■ **Source data**:
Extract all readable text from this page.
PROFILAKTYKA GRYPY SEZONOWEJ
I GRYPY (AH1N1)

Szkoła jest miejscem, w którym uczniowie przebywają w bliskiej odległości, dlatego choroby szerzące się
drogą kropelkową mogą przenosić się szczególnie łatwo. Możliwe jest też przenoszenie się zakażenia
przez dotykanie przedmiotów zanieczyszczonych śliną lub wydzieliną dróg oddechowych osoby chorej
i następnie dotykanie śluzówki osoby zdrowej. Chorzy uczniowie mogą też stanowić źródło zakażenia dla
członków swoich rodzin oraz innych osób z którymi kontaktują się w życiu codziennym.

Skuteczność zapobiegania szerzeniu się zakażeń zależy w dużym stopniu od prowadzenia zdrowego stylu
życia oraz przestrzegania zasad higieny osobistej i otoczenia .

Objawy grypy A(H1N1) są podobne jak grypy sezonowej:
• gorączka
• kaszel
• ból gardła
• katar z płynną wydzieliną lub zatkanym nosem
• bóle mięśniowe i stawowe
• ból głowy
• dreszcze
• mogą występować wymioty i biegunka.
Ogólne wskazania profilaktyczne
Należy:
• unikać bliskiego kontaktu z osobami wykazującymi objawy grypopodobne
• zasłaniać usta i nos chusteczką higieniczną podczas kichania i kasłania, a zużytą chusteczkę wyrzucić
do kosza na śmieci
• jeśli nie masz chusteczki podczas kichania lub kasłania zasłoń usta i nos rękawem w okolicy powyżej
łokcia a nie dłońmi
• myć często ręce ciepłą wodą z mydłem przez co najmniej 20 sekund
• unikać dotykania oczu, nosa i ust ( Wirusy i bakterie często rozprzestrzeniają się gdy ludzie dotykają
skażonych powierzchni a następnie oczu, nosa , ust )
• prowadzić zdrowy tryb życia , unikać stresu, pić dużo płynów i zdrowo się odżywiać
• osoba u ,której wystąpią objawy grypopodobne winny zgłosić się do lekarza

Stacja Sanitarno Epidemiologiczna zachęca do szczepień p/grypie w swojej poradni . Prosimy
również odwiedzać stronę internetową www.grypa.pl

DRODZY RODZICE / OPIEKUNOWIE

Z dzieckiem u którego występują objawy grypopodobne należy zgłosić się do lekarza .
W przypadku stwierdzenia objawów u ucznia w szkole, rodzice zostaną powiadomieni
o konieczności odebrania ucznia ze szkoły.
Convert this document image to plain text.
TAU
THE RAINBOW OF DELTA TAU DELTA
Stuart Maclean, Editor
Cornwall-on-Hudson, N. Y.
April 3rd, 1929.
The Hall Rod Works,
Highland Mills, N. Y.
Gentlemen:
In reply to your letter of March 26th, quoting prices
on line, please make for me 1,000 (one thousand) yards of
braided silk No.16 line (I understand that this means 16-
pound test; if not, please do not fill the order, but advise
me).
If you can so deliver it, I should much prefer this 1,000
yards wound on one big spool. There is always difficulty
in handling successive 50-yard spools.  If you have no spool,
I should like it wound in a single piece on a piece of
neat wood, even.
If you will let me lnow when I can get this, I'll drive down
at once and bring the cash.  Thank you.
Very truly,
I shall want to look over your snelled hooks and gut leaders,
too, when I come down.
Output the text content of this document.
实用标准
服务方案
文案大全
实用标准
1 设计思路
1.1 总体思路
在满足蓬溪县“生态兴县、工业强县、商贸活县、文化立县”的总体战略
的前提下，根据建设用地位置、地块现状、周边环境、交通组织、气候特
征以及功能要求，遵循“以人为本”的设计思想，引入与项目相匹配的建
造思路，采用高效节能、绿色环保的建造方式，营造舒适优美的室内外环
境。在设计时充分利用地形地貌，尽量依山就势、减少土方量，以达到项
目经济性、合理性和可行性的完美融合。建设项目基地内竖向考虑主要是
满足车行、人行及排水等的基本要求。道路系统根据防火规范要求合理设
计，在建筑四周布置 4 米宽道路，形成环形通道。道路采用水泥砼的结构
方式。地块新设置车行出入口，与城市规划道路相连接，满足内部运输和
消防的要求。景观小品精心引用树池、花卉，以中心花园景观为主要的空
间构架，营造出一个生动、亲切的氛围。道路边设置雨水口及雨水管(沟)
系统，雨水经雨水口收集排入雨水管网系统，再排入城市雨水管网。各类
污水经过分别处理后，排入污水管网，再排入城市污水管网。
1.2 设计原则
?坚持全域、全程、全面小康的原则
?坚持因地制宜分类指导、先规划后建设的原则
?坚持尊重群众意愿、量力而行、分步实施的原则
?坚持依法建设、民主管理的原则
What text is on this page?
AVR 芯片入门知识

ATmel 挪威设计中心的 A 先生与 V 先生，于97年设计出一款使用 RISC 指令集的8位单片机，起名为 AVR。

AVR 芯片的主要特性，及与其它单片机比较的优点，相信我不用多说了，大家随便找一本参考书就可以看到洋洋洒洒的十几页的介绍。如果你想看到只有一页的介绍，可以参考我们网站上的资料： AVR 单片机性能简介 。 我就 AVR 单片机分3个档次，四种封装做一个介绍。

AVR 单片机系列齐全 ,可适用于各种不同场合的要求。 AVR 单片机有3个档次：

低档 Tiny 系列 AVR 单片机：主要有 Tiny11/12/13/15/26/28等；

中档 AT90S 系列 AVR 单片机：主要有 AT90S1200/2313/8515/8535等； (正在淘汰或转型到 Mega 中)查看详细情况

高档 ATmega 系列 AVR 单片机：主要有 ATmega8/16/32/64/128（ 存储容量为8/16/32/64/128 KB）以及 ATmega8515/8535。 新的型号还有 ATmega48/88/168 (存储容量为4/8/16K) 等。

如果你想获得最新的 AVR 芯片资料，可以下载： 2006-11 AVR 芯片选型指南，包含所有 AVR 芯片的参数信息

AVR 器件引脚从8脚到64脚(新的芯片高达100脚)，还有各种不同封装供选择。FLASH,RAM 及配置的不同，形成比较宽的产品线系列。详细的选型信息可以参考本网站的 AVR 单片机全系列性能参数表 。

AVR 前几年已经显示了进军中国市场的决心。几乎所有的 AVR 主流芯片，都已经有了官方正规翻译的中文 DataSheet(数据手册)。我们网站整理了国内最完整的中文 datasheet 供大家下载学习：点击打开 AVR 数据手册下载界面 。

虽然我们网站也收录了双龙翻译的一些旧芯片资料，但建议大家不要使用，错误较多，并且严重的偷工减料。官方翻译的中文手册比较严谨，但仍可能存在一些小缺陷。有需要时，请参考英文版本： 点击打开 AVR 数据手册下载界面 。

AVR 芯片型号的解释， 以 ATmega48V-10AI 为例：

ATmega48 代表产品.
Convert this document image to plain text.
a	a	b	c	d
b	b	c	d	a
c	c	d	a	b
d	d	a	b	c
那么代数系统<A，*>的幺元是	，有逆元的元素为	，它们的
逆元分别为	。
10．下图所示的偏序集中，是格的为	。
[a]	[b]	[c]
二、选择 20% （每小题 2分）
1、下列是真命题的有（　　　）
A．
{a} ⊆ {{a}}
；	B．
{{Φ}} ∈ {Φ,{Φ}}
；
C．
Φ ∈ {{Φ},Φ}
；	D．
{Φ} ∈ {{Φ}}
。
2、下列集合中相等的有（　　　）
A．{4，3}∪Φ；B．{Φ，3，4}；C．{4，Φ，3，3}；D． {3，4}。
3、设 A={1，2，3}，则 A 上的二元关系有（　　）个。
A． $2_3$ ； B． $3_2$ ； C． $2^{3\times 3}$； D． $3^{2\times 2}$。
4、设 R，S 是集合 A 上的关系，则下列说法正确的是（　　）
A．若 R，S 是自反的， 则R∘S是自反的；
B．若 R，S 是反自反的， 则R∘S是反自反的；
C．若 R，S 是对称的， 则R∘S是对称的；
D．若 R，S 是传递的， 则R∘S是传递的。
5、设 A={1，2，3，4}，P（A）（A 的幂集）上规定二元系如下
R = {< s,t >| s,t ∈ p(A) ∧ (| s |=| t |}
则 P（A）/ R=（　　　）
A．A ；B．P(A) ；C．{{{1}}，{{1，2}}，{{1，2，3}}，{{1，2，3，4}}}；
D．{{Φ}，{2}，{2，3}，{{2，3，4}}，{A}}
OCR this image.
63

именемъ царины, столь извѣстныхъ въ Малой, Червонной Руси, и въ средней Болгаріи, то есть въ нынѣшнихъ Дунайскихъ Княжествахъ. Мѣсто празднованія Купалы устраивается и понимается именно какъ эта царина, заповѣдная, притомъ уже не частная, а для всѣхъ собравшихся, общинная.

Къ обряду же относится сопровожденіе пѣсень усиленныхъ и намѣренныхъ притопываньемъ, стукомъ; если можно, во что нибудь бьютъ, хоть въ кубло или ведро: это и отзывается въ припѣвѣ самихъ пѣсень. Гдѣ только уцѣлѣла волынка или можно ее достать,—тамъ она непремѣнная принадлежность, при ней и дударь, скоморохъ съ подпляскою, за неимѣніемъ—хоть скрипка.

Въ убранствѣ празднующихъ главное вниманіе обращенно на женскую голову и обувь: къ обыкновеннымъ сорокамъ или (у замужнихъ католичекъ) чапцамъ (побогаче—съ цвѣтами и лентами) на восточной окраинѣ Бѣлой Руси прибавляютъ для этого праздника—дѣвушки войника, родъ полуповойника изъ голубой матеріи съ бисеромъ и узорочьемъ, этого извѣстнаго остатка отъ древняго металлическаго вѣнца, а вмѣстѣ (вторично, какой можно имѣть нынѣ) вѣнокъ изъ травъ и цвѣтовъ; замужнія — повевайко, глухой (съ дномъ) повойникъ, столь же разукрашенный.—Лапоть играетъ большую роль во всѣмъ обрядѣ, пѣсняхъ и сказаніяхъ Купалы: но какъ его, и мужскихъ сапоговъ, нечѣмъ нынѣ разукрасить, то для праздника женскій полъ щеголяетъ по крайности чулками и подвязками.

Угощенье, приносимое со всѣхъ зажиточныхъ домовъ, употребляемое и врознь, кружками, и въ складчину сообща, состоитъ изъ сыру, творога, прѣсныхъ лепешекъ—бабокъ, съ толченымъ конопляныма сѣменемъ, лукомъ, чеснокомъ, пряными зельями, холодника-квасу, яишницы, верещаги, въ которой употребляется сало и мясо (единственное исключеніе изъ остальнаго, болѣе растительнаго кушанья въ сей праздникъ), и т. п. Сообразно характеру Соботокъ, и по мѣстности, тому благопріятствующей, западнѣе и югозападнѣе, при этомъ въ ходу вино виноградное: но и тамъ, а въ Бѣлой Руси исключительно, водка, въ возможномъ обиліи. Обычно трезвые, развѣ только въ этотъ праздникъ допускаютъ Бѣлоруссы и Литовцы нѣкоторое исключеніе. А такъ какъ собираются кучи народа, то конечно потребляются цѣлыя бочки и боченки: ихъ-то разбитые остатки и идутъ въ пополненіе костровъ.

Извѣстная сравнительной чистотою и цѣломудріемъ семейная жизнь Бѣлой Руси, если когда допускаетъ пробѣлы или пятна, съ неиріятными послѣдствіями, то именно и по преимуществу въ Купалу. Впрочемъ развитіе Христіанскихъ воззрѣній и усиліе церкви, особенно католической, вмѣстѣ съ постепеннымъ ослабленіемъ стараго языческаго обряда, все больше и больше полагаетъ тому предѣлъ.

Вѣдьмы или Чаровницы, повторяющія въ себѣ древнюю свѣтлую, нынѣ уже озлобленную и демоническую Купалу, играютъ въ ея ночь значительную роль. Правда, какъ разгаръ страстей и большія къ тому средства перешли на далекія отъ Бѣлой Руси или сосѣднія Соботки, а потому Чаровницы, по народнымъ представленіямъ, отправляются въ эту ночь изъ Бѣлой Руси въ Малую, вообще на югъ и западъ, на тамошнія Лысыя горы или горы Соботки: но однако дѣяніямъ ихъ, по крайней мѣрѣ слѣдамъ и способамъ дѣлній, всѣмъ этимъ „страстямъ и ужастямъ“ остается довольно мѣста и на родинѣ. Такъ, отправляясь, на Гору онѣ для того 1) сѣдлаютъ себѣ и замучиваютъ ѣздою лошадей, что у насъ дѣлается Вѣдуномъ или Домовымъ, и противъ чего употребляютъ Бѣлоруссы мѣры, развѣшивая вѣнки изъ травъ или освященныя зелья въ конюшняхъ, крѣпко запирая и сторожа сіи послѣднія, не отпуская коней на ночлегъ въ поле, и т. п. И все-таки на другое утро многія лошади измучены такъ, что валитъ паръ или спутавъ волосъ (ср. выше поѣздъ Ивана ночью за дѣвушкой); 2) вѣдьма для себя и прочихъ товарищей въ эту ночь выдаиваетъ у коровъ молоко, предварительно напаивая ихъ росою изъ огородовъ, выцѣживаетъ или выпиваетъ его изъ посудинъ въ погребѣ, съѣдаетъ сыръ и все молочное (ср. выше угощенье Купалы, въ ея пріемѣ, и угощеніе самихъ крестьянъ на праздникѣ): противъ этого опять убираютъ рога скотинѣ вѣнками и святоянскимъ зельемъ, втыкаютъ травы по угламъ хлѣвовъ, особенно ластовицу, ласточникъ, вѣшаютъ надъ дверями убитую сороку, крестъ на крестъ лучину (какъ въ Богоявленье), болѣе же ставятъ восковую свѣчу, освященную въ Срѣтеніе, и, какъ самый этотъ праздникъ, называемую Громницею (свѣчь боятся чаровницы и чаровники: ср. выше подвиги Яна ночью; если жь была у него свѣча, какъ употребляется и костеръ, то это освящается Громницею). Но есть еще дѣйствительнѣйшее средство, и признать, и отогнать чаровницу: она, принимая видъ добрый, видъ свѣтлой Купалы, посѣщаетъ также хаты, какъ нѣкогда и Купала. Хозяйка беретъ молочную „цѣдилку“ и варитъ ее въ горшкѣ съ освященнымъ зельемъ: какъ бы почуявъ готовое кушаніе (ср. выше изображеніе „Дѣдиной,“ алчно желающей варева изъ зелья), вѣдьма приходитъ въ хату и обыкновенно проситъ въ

■ **Task goal**: Locate the lines above that hold the word "kichania". Show every one of them.

■ **Expected answer**:
• zasłaniać usta i nos chusteczką higieniczną podczas kichania i kasłania, a zużytą chusteczkę wyrzucić
• jeśli nie masz chusteczki podczas kichania lub kasłania zasłoń usta i nos rękawem w okolicy powyżej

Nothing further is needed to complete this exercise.